--- START Input for this task ---

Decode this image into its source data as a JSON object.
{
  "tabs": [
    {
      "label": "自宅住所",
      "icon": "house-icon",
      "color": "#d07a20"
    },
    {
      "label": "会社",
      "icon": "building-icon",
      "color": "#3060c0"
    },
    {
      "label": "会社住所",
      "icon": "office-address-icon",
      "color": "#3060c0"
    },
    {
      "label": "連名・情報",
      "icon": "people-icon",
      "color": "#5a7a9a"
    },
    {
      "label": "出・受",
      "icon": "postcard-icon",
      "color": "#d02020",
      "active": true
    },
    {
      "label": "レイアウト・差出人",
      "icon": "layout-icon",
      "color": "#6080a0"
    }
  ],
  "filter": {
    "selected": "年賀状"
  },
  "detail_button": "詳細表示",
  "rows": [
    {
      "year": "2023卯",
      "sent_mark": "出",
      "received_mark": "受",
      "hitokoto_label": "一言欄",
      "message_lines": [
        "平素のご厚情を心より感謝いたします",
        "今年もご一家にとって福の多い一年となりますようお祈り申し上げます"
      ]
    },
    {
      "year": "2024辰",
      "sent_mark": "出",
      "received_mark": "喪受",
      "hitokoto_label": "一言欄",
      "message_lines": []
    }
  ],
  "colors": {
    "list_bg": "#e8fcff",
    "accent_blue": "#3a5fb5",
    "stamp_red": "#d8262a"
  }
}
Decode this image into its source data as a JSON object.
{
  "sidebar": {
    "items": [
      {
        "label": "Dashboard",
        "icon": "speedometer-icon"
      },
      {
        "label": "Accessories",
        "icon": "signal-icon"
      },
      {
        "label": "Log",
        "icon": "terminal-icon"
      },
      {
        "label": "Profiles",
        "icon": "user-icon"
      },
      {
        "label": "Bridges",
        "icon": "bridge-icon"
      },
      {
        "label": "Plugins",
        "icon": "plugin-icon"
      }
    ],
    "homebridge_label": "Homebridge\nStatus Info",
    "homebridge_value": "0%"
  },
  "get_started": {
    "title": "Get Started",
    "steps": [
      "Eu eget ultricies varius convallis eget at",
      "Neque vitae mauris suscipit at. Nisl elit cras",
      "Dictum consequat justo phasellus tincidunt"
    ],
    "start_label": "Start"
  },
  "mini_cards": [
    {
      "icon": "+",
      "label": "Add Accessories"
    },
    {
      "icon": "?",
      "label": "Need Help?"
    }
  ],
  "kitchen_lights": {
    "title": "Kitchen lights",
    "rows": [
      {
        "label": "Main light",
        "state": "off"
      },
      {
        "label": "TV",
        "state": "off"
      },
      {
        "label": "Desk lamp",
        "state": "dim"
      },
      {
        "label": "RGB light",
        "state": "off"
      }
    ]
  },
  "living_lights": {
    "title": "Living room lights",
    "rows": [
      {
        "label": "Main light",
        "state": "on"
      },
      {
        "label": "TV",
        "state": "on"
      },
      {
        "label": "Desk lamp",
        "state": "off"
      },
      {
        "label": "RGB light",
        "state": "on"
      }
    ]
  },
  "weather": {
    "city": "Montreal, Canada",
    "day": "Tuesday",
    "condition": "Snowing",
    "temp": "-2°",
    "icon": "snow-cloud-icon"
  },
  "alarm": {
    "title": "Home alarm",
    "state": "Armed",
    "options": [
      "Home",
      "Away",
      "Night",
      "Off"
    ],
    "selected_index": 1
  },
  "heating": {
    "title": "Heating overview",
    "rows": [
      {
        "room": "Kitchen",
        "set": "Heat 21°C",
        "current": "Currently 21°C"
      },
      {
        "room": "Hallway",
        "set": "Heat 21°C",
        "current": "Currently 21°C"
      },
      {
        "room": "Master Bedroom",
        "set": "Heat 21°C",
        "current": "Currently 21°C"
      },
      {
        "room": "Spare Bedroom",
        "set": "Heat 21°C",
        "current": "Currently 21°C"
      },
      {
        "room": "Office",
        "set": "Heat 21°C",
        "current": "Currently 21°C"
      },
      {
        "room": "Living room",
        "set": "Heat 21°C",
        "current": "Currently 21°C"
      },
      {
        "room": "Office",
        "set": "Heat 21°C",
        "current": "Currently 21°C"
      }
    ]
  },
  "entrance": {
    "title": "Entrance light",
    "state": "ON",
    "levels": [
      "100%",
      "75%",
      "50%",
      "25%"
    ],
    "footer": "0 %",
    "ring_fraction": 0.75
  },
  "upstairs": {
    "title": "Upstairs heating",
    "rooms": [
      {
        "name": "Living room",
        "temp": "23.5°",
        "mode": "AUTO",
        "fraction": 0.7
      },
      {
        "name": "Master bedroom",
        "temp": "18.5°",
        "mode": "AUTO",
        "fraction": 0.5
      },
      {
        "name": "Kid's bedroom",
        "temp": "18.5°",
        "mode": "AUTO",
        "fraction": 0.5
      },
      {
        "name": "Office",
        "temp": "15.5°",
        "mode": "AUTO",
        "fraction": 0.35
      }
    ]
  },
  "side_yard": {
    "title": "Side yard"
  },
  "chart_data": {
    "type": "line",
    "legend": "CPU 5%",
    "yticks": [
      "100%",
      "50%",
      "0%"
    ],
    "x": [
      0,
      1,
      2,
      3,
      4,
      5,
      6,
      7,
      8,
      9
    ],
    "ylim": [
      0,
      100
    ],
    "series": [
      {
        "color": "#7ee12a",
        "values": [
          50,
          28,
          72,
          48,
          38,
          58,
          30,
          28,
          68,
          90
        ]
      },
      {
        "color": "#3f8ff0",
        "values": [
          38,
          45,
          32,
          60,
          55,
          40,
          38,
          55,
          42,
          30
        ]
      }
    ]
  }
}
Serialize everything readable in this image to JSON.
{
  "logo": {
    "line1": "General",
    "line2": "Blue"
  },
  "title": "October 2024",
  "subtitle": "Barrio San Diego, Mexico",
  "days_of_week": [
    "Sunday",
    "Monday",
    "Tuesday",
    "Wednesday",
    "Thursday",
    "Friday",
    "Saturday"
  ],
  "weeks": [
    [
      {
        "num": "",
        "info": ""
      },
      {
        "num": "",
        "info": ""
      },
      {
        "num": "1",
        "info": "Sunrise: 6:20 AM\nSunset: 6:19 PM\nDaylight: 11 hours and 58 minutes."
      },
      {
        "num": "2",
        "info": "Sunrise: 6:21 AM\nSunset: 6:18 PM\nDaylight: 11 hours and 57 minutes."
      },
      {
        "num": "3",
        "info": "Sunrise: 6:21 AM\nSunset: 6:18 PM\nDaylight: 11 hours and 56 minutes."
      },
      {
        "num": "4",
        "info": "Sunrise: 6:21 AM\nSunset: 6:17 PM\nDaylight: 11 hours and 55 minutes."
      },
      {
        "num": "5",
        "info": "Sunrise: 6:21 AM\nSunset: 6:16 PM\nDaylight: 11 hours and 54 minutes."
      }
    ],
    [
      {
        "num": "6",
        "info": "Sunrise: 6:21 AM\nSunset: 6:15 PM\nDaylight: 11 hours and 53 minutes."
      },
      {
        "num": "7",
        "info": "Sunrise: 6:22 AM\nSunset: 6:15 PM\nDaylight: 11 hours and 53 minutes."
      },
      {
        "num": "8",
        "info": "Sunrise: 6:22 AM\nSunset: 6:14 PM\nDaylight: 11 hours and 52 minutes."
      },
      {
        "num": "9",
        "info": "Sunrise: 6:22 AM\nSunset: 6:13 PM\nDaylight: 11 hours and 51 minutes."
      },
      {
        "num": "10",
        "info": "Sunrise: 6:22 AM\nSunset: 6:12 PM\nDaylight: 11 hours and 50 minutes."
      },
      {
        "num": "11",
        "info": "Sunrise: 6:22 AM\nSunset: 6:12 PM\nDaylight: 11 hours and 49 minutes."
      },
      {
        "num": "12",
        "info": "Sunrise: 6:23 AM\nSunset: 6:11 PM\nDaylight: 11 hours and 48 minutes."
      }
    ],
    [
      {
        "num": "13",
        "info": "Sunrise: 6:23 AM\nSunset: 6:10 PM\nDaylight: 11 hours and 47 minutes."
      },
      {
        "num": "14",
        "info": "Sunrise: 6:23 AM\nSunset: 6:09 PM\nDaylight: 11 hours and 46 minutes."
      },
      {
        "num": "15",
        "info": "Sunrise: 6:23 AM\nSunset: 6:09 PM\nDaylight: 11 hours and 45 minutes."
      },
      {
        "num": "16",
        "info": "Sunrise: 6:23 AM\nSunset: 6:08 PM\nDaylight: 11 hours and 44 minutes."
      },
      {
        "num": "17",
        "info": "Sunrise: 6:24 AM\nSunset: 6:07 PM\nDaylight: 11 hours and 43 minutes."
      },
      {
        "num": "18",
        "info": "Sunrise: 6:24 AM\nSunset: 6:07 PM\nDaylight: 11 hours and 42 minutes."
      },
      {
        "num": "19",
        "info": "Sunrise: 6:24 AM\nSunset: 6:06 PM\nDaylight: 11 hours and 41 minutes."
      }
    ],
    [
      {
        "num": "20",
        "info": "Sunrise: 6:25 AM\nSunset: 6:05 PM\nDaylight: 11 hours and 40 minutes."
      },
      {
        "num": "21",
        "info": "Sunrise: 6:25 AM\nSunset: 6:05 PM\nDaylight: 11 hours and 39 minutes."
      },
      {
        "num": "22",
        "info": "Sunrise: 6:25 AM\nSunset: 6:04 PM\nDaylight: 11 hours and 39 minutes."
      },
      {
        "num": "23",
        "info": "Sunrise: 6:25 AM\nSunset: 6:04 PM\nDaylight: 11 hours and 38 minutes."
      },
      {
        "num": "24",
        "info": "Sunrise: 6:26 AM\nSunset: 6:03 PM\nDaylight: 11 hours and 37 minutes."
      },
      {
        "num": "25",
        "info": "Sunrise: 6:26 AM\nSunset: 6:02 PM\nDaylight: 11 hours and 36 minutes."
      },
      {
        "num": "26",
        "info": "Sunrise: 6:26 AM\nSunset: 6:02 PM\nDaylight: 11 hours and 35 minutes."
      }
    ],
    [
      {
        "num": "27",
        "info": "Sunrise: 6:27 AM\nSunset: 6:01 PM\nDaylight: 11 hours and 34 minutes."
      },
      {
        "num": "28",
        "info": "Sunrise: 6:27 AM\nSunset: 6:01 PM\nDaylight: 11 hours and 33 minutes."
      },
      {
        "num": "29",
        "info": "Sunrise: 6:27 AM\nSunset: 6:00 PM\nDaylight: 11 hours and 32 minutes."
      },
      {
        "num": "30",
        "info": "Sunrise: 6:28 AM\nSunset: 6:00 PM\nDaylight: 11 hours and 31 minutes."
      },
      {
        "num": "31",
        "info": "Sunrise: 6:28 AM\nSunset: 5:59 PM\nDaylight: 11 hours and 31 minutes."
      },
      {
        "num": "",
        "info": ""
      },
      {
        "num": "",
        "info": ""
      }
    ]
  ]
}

--- END Input for this task ---

Write down every line of the data above that includes the string "Accessories".

        "label": "Accessories",
      "label": "Add Accessories"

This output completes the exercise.